▸ EXERCISE: Find every line with the word "настоящему". Copy those lines.

▸ INFORMATION SHOWN:
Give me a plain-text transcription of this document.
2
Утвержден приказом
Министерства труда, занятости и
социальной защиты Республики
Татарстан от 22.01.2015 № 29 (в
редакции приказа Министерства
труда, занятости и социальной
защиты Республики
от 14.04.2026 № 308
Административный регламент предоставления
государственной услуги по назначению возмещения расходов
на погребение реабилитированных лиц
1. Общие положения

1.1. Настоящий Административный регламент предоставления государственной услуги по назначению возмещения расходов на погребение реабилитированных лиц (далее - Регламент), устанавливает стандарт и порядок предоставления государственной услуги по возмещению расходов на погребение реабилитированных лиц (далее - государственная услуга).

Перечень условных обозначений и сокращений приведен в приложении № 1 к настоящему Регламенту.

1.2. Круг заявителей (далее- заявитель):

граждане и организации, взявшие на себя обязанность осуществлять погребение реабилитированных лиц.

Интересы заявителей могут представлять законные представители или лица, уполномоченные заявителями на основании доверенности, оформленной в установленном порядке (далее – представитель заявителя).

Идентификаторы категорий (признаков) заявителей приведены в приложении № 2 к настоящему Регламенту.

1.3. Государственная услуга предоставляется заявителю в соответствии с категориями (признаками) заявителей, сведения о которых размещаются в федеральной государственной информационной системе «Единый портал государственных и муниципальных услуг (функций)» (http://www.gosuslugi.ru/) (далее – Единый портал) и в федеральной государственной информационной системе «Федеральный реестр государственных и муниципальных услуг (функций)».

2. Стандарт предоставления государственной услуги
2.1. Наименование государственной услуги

▸ SOLUTION TO THE PROBLEM:
Перечень условных обозначений и сокращений приведен в приложении № 1 к настоящему Регламенту.
Идентификаторы категорий (признаков) заявителей приведены в приложении № 2 к настоящему Регламенту.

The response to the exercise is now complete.